**Challenge**:
Gather all lines in the records below that include the word "text".

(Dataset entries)
----------------

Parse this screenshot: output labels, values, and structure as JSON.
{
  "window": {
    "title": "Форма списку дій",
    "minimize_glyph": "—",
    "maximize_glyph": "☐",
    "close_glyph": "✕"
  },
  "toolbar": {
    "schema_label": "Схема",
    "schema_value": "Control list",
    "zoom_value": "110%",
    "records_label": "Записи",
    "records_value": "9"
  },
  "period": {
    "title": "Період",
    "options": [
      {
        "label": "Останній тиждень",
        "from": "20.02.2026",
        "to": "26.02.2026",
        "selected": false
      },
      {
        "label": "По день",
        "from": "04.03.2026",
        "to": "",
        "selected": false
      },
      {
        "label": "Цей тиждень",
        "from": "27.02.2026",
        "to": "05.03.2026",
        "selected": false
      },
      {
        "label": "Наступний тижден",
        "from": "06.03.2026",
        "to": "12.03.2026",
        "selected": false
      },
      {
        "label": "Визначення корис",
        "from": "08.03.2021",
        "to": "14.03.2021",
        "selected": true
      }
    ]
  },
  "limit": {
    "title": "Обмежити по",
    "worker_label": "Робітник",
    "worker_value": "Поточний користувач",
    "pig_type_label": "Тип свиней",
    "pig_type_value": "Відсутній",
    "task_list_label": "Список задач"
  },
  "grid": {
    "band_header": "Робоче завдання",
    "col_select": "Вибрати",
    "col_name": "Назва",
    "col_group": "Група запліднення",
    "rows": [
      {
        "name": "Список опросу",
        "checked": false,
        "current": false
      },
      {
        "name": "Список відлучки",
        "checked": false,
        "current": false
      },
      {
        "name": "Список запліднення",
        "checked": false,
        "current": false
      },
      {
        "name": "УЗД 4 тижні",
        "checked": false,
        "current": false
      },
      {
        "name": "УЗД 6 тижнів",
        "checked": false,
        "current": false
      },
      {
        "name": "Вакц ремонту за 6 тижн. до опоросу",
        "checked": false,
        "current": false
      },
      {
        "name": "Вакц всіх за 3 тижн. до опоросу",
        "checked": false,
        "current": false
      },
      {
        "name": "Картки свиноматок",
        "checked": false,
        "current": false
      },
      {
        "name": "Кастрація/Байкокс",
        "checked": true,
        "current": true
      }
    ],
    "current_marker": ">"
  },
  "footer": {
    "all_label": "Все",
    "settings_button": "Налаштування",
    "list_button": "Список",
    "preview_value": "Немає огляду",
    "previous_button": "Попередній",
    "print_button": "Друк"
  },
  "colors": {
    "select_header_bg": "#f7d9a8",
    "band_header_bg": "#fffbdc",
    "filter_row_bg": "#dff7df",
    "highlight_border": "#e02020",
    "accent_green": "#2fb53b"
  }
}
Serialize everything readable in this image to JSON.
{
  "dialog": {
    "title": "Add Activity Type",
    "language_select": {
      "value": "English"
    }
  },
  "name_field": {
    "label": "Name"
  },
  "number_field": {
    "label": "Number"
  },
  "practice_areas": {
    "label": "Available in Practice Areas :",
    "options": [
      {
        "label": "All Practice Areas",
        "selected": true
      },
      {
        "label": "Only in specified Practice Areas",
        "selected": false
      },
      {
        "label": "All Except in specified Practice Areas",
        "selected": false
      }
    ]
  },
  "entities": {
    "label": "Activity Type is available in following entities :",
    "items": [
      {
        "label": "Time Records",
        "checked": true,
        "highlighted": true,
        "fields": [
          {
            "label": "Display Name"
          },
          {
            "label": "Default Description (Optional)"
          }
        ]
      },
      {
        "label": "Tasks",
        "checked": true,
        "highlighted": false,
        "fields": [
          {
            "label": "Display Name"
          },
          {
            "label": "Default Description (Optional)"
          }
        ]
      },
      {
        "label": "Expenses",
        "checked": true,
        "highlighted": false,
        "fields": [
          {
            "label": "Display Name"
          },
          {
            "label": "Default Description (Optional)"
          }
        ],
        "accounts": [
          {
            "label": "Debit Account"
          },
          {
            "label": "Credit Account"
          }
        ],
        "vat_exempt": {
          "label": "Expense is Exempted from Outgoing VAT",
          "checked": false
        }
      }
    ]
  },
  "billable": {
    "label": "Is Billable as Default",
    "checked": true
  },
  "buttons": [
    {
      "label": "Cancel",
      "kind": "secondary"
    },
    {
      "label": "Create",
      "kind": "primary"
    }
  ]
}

----------------

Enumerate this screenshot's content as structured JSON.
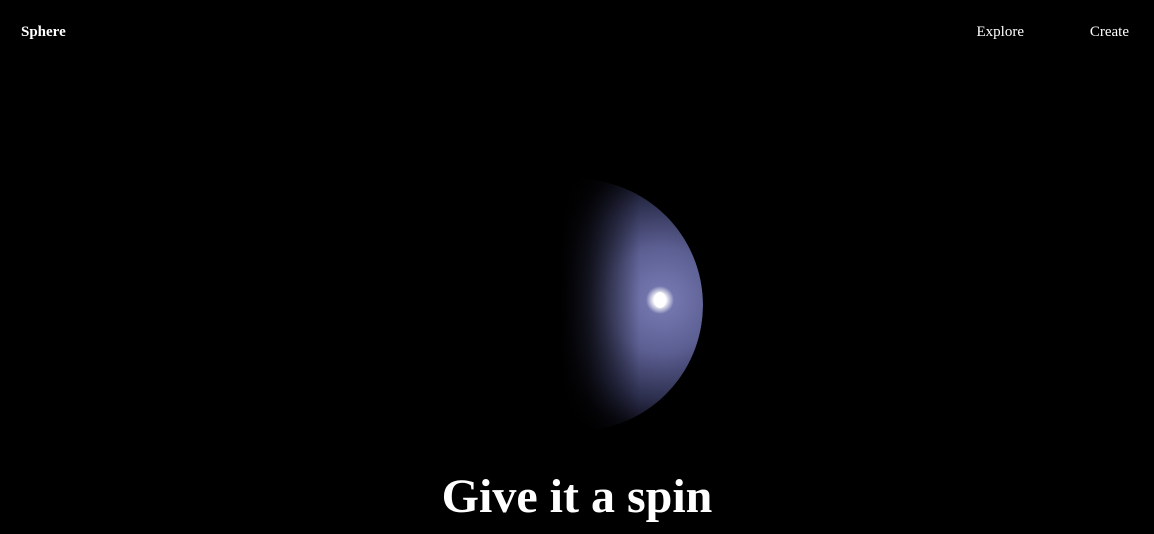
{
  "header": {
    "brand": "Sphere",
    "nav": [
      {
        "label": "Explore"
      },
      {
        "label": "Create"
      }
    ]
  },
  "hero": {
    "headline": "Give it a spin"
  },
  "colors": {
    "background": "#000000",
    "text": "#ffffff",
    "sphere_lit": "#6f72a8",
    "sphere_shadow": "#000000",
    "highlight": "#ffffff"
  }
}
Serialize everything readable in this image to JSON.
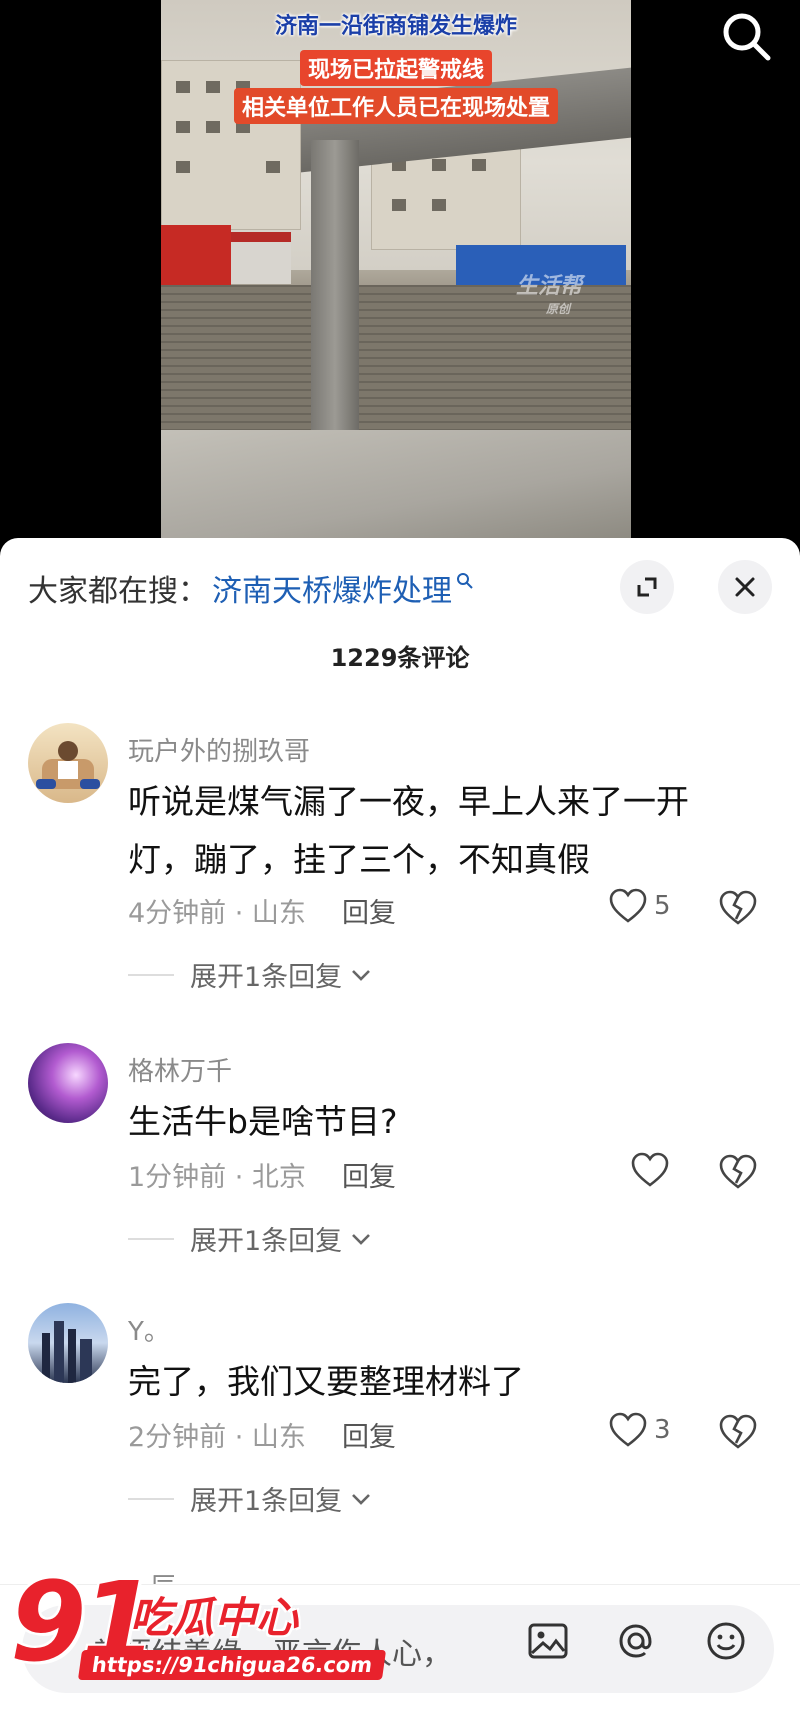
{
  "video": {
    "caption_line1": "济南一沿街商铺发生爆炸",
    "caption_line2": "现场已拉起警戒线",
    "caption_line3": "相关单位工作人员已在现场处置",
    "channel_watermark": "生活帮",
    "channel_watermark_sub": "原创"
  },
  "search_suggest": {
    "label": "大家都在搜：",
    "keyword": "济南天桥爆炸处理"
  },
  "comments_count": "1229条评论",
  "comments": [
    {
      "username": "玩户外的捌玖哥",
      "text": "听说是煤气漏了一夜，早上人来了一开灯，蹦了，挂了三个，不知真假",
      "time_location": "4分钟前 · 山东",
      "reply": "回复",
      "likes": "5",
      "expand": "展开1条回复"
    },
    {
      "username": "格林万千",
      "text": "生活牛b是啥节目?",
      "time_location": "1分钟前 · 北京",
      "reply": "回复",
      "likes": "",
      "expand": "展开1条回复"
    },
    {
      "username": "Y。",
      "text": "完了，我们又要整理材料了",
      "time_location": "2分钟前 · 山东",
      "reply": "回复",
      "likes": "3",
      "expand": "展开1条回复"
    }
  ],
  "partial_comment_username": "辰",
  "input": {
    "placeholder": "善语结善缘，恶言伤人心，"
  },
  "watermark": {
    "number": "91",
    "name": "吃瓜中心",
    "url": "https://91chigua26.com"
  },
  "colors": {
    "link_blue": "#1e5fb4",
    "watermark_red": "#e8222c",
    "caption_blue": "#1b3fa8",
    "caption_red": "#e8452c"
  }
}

----------------

**Result of this exercise**:
    "text": "#ffffff",
      "text": "听说是煤气漏了一夜，早上人来了一开灯，蹦了，挂了三个，不知真假",
      "text": "生活牛b是啥节目?",
      "text": "完了，我们又要整理材料了",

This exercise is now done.